Work required | Set down all of the data exactly as it appears.
** begin Source data **
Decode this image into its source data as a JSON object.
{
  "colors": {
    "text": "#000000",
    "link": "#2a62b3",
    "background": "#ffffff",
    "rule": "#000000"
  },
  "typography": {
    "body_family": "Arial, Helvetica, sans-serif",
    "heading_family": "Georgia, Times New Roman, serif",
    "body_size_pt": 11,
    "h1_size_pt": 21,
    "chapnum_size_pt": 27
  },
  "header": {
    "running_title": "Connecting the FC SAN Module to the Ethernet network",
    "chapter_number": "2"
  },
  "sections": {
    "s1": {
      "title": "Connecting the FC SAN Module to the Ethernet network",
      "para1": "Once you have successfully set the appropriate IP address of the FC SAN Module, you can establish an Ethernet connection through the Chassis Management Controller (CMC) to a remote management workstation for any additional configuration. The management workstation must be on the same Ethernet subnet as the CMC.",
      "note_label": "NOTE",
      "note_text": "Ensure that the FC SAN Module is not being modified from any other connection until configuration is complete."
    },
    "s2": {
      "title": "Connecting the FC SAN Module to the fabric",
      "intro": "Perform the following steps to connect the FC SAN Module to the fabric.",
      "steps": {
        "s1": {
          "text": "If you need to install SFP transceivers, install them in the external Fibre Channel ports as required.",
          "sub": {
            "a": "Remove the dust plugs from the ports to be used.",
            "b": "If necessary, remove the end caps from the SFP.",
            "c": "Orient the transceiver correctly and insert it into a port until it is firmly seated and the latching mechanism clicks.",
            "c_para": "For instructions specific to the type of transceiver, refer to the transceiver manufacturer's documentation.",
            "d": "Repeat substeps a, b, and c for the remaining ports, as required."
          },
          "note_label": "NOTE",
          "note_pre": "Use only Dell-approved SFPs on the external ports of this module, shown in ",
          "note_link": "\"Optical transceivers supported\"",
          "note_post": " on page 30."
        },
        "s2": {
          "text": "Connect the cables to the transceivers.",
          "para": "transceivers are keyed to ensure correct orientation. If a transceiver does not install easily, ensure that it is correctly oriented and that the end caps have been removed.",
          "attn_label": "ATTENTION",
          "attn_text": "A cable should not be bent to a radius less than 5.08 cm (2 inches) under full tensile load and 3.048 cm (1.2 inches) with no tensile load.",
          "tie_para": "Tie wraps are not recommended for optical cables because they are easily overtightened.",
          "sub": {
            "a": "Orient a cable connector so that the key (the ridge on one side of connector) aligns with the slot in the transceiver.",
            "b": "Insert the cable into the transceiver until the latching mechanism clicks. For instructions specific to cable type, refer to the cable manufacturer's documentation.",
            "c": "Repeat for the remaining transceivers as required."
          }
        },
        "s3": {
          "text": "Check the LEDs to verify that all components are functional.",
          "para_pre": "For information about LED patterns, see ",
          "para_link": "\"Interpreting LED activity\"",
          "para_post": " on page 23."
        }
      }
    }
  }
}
** end Source data **
Expected output |
Decode this image into its source data as a JSON object.
{
  "colors": {
    "text": "#000000",
    "link": "#2a62b3",
    "background": "#ffffff",
    "rule": "#000000"
  },
  "typography": {
    "body_family": "Arial, Helvetica, sans-serif",
    "heading_family": "Georgia, Times New Roman, serif",
    "body_size_pt": 11,
    "h1_size_pt": 21,
    "chapnum_size_pt": 27
  },
  "header": {
    "running_title": "Connecting the FC SAN Module to the Ethernet network",
    "chapter_number": "2"
  },
  "sections": {
    "s1": {
      "title": "Connecting the FC SAN Module to the Ethernet network",
      "para1": "Once you have successfully set the appropriate IP address of the FC SAN Module, you can establish an Ethernet connection through the Chassis Management Controller (CMC) to a remote management workstation for any additional configuration. The management workstation must be on the same Ethernet subnet as the CMC.",
      "note_label": "NOTE",
      "note_text": "Ensure that the FC SAN Module is not being modified from any other connection until configuration is complete."
    },
    "s2": {
      "title": "Connecting the FC SAN Module to the fabric",
      "intro": "Perform the following steps to connect the FC SAN Module to the fabric.",
      "steps": {
        "s1": {
          "text": "If you need to install SFP transceivers, install them in the external Fibre Channel ports as required.",
          "sub": {
            "a": "Remove the dust plugs from the ports to be used.",
            "b": "If necessary, remove the end caps from the SFP.",
            "c": "Orient the transceiver correctly and insert it into a port until it is firmly seated and the latching mechanism clicks.",
            "c_para": "For instructions specific to the type of transceiver, refer to the transceiver manufacturer's documentation.",
            "d": "Repeat substeps a, b, and c for the remaining ports, as required."
          },
          "note_label": "NOTE",
          "note_pre": "Use only Dell-approved SFPs on the external ports of this module, shown in ",
          "note_link": "\"Optical transceivers supported\"",
          "note_post": " on page 30."
        },
        "s2": {
          "text": "Connect the cables to the transceivers.",
          "para": "transceivers are keyed to ensure correct orientation. If a transceiver does not install easily, ensure that it is correctly oriented and that the end caps have been removed.",
          "attn_label": "ATTENTION",
          "attn_text": "A cable should not be bent to a radius less than 5.08 cm (2 inches) under full tensile load and 3.048 cm (1.2 inches) with no tensile load.",
          "tie_para": "Tie wraps are not recommended for optical cables because they are easily overtightened.",
          "sub": {
            "a": "Orient a cable connector so that the key (the ridge on one side of connector) aligns with the slot in the transceiver.",
            "b": "Insert the cable into the transceiver until the latching mechanism clicks. For instructions specific to cable type, refer to the cable manufacturer's documentation.",
            "c": "Repeat for the remaining transceivers as required."
          }
        },
        "s3": {
          "text": "Check the LEDs to verify that all components are functional.",
          "para_pre": "For information about LED patterns, see ",
          "para_link": "\"Interpreting LED activity\"",
          "para_post": " on page 23."
        }
      }
    }
  }
}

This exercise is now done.